* _Material provided_:
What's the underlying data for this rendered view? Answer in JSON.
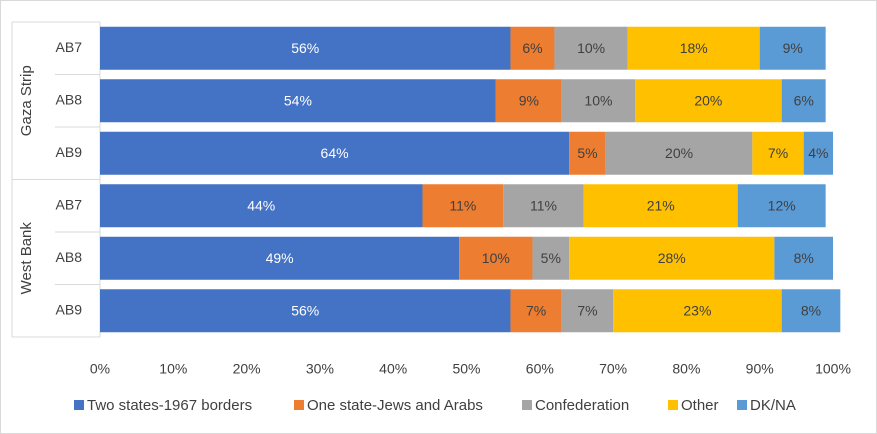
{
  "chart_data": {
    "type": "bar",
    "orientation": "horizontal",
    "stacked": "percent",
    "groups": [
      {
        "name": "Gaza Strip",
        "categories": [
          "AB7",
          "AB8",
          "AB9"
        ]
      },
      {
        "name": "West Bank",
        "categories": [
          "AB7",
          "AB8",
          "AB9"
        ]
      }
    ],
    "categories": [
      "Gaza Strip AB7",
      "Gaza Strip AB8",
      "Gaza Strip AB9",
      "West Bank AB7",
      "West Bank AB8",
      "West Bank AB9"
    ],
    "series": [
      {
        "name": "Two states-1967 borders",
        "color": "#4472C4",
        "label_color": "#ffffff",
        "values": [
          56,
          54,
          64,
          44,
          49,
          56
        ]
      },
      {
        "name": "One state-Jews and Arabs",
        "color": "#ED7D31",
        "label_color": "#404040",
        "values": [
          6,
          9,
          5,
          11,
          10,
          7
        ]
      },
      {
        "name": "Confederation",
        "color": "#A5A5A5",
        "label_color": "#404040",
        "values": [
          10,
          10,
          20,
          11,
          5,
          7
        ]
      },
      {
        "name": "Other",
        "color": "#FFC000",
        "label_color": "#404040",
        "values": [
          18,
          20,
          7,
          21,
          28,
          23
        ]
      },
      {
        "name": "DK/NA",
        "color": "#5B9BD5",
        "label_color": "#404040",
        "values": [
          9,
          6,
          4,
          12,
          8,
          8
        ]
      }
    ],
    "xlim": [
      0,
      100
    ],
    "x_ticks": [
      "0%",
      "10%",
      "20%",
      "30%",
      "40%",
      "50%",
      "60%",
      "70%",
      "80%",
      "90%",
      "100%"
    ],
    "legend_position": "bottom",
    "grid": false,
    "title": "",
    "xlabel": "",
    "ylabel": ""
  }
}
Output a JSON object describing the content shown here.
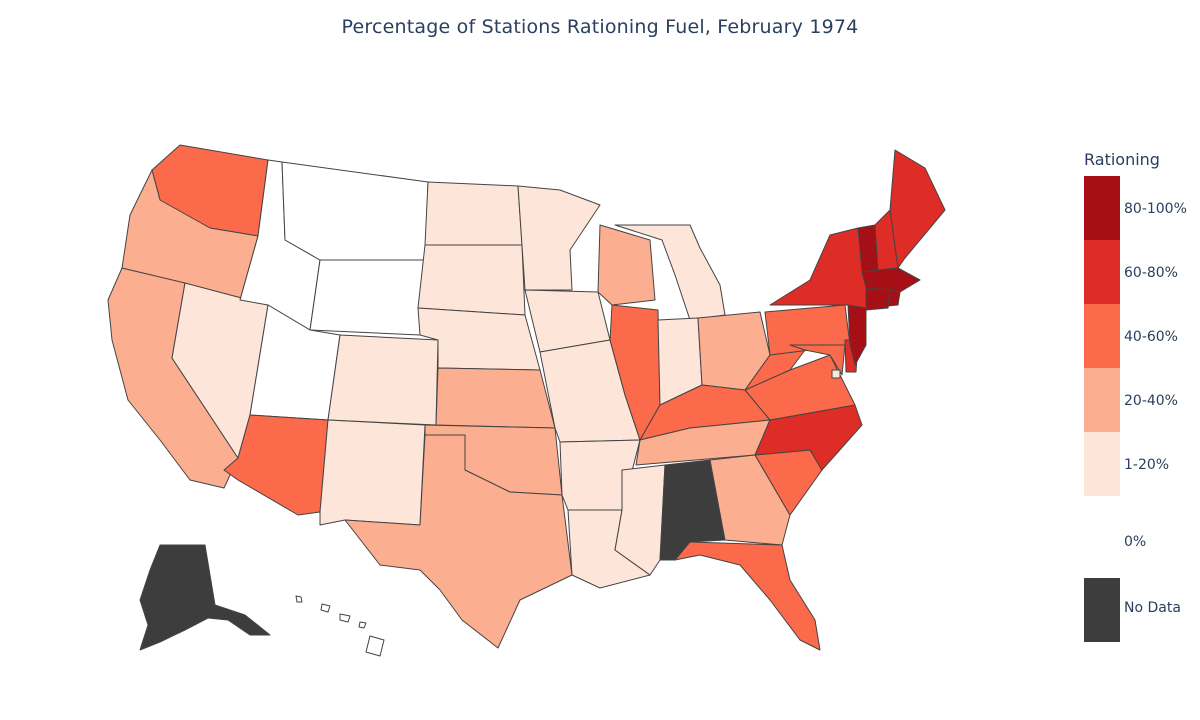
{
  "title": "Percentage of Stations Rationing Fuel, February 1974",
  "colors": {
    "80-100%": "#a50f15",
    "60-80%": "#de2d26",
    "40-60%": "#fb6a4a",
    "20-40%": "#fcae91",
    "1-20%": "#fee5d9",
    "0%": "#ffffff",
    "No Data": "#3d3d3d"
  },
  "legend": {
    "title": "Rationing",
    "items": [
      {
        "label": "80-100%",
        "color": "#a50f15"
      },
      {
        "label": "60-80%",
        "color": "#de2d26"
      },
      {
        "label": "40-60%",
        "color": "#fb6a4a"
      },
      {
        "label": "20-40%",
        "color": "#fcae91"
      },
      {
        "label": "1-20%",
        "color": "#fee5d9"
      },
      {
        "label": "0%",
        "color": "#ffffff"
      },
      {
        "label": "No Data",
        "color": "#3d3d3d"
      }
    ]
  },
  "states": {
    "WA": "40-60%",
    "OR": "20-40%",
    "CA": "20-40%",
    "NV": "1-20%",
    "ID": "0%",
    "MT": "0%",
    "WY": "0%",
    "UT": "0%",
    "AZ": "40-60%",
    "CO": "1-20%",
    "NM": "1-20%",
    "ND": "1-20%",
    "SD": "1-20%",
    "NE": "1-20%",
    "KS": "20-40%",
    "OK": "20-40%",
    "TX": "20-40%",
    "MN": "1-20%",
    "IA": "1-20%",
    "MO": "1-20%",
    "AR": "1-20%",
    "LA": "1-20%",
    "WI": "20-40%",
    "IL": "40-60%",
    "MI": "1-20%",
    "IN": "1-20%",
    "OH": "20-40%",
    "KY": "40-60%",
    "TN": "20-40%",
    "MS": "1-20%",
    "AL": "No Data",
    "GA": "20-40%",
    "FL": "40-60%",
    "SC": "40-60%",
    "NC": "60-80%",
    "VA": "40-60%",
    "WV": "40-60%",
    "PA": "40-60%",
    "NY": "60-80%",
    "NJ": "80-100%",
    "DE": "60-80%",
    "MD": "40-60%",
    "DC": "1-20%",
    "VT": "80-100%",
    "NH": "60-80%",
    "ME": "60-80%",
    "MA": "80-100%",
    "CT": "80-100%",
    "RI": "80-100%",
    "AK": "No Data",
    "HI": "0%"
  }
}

* _Given problem_: Go through the entries and return each line where the word "Gaza" appears.

* _Reply_:
        "name": "Gaza Strip",
      "Gaza Strip AB7",
      "Gaza Strip AB8",
      "Gaza Strip AB9",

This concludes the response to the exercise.